▶ [STORED ROWS]

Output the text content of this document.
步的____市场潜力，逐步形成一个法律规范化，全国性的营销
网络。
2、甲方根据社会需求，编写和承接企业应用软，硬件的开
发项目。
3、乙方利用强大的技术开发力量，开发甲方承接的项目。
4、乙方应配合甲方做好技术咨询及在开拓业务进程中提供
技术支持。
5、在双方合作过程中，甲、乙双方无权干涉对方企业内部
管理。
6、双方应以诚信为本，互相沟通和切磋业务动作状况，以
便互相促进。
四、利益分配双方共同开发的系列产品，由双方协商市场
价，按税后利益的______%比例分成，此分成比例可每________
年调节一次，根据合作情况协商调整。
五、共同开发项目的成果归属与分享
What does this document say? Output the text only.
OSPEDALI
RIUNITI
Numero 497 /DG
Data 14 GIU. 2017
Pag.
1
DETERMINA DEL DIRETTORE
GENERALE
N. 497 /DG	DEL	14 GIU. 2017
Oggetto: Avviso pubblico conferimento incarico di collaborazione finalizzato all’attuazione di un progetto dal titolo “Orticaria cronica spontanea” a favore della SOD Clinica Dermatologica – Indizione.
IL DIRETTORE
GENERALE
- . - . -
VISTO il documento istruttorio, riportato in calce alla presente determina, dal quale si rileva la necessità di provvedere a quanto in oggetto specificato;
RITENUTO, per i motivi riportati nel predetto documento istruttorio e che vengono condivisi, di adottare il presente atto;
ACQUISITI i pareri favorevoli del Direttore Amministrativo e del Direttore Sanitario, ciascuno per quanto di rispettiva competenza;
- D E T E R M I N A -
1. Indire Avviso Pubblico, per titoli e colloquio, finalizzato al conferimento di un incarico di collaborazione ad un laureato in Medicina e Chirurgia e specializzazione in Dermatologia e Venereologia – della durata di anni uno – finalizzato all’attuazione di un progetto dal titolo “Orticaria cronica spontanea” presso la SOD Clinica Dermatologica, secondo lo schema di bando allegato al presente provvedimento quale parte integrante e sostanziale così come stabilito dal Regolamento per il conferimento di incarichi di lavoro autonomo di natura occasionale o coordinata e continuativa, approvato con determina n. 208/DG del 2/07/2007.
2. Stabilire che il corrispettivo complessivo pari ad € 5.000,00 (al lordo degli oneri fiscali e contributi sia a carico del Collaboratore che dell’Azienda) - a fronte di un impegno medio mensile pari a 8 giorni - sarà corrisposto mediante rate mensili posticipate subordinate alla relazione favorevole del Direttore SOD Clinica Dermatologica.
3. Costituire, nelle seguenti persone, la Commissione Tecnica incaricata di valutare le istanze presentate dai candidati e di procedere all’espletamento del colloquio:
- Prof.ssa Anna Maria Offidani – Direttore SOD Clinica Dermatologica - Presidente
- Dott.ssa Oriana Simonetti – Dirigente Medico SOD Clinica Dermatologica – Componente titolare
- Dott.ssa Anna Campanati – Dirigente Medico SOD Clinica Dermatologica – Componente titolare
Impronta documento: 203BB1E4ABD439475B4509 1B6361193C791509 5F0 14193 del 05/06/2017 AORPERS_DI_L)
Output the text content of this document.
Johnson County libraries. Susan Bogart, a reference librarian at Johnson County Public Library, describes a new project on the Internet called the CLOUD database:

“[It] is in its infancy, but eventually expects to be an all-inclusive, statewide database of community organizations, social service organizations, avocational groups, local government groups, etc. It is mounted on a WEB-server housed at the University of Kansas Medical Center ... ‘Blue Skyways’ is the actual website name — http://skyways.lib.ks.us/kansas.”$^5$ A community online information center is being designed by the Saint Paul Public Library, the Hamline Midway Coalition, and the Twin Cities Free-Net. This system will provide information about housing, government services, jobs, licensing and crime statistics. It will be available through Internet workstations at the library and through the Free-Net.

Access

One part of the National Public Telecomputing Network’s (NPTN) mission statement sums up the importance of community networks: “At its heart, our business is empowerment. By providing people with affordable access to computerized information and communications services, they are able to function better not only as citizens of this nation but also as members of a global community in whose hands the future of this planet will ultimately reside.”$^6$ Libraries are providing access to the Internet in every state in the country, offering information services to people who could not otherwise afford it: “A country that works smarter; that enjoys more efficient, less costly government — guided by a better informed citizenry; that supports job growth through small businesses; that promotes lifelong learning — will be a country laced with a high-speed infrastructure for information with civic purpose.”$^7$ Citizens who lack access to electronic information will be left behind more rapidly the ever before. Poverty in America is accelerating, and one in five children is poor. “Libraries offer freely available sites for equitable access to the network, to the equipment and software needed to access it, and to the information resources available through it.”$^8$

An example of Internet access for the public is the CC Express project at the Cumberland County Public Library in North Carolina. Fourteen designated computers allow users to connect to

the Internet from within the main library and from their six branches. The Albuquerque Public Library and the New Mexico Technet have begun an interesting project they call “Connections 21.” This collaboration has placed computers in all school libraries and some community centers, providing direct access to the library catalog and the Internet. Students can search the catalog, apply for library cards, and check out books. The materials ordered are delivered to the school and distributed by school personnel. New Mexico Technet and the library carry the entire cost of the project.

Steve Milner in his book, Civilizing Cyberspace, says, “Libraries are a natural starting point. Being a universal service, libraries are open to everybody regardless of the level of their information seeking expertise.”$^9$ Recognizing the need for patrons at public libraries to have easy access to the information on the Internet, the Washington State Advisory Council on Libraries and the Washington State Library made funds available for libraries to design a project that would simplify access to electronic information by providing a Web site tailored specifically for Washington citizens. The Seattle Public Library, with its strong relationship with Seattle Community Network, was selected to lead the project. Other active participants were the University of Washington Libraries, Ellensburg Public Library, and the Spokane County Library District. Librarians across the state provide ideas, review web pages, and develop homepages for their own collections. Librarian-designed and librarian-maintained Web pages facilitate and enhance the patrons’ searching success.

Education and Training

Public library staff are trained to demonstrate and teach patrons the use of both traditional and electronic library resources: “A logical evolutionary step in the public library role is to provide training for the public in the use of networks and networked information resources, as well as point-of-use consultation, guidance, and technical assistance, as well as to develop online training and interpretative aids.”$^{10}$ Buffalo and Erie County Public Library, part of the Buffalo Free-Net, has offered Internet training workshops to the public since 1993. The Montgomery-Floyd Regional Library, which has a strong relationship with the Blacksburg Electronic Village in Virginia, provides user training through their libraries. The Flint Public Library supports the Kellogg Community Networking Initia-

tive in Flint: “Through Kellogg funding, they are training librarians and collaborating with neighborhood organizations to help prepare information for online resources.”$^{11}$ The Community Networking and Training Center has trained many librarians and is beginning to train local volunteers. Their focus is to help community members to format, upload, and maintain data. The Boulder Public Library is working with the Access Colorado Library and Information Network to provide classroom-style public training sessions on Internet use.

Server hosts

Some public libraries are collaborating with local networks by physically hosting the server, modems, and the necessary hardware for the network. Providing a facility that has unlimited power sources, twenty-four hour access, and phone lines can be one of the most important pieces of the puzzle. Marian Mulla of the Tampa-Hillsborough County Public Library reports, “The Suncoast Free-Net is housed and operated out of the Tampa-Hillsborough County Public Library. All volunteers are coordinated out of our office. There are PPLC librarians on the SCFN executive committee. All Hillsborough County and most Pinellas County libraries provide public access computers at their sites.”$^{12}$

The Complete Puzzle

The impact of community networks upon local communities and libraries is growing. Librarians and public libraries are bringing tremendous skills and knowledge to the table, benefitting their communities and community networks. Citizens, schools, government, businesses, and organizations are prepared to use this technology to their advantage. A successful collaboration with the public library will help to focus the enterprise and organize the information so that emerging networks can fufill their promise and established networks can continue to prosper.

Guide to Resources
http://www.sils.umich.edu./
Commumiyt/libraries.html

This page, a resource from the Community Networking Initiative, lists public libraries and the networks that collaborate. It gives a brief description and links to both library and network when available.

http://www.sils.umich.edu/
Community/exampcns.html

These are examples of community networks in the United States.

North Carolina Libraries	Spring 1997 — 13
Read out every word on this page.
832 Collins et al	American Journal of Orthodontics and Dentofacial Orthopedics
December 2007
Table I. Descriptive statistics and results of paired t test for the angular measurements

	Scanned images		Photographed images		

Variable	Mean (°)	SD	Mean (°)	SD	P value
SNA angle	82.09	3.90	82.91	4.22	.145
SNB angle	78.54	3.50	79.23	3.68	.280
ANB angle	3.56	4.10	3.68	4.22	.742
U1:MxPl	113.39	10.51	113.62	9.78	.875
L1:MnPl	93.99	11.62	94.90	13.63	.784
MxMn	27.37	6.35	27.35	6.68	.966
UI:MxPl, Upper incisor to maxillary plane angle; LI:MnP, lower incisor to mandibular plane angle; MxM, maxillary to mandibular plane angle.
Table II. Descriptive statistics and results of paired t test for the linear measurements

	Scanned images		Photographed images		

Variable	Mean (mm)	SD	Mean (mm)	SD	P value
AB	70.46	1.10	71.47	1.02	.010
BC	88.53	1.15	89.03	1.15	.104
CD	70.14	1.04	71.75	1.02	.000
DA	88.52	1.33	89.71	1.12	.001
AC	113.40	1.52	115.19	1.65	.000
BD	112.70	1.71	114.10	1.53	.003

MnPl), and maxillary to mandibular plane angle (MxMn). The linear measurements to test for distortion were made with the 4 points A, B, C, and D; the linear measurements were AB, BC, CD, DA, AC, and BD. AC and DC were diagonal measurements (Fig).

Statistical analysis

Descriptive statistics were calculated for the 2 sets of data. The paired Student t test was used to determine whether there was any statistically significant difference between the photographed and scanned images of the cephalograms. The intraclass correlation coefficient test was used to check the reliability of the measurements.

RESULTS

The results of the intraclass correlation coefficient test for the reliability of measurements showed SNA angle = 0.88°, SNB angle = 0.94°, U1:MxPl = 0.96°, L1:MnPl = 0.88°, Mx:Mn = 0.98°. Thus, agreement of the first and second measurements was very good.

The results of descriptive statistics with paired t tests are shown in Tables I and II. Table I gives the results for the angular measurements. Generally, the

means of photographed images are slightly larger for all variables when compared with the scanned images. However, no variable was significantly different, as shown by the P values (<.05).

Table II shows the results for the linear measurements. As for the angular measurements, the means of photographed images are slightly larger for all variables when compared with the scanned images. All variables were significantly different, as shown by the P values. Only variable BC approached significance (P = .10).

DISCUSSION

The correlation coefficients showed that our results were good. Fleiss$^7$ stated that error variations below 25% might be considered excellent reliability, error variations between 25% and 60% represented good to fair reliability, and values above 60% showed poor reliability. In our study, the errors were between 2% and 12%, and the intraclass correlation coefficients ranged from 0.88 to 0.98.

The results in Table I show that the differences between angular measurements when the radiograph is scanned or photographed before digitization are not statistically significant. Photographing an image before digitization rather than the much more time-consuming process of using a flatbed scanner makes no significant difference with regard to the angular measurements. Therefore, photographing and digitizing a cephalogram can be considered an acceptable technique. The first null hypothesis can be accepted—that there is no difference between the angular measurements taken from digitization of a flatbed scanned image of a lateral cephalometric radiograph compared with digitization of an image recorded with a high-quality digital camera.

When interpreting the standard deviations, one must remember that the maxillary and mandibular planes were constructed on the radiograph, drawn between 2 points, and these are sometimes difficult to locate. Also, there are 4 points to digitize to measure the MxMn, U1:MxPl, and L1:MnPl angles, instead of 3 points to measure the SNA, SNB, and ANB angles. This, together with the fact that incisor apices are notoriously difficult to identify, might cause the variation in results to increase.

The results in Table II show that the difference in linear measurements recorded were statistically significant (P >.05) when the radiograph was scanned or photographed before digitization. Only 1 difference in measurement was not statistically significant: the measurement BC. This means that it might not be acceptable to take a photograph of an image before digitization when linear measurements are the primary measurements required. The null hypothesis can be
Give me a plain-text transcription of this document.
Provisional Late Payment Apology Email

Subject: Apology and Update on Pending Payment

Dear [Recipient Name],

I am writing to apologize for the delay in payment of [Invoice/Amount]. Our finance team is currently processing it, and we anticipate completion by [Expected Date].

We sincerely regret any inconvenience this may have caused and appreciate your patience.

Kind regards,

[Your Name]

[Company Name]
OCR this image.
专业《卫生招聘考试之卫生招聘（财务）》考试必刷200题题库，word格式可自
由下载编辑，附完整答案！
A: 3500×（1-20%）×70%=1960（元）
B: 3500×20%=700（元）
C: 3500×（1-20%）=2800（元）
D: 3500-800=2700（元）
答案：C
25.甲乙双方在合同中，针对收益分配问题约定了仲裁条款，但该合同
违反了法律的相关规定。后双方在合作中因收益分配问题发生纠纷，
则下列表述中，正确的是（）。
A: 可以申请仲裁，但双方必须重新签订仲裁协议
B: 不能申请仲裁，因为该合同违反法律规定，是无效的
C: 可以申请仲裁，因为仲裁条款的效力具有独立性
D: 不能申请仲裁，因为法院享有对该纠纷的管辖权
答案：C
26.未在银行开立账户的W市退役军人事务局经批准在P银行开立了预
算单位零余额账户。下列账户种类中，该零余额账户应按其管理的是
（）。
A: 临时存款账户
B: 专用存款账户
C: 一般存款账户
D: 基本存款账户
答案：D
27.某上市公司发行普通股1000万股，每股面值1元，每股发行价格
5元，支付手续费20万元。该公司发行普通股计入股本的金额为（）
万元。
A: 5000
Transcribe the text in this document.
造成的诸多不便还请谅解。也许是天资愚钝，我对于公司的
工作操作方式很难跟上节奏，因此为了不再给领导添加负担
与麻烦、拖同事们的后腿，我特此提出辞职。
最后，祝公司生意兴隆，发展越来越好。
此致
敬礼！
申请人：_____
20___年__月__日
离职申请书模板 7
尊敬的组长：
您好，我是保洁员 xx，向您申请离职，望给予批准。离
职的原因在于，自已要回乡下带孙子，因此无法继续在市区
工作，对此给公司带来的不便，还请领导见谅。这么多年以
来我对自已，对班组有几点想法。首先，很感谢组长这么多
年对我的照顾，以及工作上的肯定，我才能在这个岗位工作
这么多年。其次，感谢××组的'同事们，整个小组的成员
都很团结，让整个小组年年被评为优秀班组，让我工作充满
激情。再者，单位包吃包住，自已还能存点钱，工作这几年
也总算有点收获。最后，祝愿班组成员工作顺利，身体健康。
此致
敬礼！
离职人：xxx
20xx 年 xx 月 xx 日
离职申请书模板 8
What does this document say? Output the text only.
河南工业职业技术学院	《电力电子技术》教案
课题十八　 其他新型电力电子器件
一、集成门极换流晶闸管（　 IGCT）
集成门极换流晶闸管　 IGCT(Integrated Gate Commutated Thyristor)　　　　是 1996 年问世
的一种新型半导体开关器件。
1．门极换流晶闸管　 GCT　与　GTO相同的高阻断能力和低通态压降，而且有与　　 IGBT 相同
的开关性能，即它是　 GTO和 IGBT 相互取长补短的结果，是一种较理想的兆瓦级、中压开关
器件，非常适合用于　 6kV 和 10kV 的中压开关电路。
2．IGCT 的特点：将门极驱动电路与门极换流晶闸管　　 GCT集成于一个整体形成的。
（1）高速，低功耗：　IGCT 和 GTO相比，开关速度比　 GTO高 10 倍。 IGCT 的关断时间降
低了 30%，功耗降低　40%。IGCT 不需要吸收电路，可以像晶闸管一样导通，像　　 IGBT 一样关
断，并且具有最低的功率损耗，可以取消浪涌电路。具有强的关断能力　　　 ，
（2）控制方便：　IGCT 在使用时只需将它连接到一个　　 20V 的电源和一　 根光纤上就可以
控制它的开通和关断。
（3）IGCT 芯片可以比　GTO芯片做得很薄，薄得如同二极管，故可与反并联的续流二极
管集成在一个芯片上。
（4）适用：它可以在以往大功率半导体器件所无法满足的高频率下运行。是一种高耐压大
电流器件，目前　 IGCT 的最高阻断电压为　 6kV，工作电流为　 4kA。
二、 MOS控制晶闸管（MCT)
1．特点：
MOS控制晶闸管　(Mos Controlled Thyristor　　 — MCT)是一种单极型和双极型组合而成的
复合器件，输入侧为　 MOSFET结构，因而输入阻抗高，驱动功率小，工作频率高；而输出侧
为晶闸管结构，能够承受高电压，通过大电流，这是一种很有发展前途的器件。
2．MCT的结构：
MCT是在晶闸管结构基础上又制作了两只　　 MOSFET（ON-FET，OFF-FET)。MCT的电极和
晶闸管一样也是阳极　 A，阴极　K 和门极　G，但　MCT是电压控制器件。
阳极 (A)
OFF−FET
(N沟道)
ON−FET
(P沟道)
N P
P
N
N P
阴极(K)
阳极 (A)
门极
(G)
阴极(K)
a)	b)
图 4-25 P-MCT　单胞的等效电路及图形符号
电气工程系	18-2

▶ [WHAT YOU SHOULD DO] Looking at the data above, show all lines where the word "intraclass" occurs.

▶ [OUTPUT FOR THIS EXERCISE]
Descriptive statistics were calculated for the 2 sets of data. The paired Student t test was used to determine whether there was any statistically significant difference between the photographed and scanned images of the cephalograms. The intraclass correlation coefficient test was used to check the reliability of the measurements.
The results of the intraclass correlation coefficient test for the reliability of measurements showed SNA angle = 0.88°, SNB angle = 0.94°, U1:MxPl = 0.96°, L1:MnPl = 0.88°, Mx:Mn = 0.98°. Thus, agreement of the first and second measurements was very good.
The correlation coefficients showed that our results were good. Fleiss$^7$ stated that error variations below 25% might be considered excellent reliability, error variations between 25% and 60% represented good to fair reliability, and values above 60% showed poor reliability. In our study, the errors were between 2% and 12%, and the intraclass correlation coefficients ranged from 0.88 to 0.98.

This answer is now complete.